▶ WHAT YOU HAVE TO DO
Copy the data below exactly.
— Start STORED ROWS —
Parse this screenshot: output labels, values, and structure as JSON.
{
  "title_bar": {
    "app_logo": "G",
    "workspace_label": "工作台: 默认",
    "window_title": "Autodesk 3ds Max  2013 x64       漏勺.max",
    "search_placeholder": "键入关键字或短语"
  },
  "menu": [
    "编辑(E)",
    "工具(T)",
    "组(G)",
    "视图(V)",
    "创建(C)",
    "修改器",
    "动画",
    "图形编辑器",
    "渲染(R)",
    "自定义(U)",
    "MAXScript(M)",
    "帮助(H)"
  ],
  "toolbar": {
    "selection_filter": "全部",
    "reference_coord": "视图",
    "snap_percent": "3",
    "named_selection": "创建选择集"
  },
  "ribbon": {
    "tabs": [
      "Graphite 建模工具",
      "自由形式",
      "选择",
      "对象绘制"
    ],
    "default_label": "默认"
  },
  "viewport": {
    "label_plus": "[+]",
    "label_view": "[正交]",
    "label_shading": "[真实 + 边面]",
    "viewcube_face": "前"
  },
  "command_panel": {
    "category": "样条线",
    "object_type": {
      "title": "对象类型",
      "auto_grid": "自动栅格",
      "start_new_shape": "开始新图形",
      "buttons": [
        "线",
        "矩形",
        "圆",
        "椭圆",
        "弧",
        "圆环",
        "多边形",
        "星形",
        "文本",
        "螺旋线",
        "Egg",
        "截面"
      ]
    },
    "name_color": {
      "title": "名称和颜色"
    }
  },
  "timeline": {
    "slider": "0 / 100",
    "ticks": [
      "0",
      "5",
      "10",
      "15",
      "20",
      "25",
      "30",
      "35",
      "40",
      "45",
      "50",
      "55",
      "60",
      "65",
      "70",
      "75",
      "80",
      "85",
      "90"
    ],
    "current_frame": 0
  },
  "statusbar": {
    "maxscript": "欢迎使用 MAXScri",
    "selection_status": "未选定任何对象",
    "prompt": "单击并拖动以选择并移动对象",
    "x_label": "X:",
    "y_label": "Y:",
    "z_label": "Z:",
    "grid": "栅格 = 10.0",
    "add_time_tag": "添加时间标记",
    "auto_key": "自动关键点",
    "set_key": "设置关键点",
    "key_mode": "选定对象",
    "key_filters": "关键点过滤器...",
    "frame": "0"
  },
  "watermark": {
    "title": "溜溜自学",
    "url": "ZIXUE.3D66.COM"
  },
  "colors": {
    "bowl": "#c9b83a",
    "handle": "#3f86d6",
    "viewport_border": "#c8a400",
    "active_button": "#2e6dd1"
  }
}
— End STORED ROWS —
▶ RESPONSE
Parse this screenshot: output labels, values, and structure as JSON.
{
  "title_bar": {
    "app_logo": "G",
    "workspace_label": "工作台: 默认",
    "window_title": "Autodesk 3ds Max  2013 x64       漏勺.max",
    "search_placeholder": "键入关键字或短语"
  },
  "menu": [
    "编辑(E)",
    "工具(T)",
    "组(G)",
    "视图(V)",
    "创建(C)",
    "修改器",
    "动画",
    "图形编辑器",
    "渲染(R)",
    "自定义(U)",
    "MAXScript(M)",
    "帮助(H)"
  ],
  "toolbar": {
    "selection_filter": "全部",
    "reference_coord": "视图",
    "snap_percent": "3",
    "named_selection": "创建选择集"
  },
  "ribbon": {
    "tabs": [
      "Graphite 建模工具",
      "自由形式",
      "选择",
      "对象绘制"
    ],
    "default_label": "默认"
  },
  "viewport": {
    "label_plus": "[+]",
    "label_view": "[正交]",
    "label_shading": "[真实 + 边面]",
    "viewcube_face": "前"
  },
  "command_panel": {
    "category": "样条线",
    "object_type": {
      "title": "对象类型",
      "auto_grid": "自动栅格",
      "start_new_shape": "开始新图形",
      "buttons": [
        "线",
        "矩形",
        "圆",
        "椭圆",
        "弧",
        "圆环",
        "多边形",
        "星形",
        "文本",
        "螺旋线",
        "Egg",
        "截面"
      ]
    },
    "name_color": {
      "title": "名称和颜色"
    }
  },
  "timeline": {
    "slider": "0 / 100",
    "ticks": [
      "0",
      "5",
      "10",
      "15",
      "20",
      "25",
      "30",
      "35",
      "40",
      "45",
      "50",
      "55",
      "60",
      "65",
      "70",
      "75",
      "80",
      "85",
      "90"
    ],
    "current_frame": 0
  },
  "statusbar": {
    "maxscript": "欢迎使用 MAXScri",
    "selection_status": "未选定任何对象",
    "prompt": "单击并拖动以选择并移动对象",
    "x_label": "X:",
    "y_label": "Y:",
    "z_label": "Z:",
    "grid": "栅格 = 10.0",
    "add_time_tag": "添加时间标记",
    "auto_key": "自动关键点",
    "set_key": "设置关键点",
    "key_mode": "选定对象",
    "key_filters": "关键点过滤器...",
    "frame": "0"
  },
  "watermark": {
    "title": "溜溜自学",
    "url": "ZIXUE.3D66.COM"
  },
  "colors": {
    "bowl": "#c9b83a",
    "handle": "#3f86d6",
    "viewport_border": "#c8a400",
    "active_button": "#2e6dd1"
  }
}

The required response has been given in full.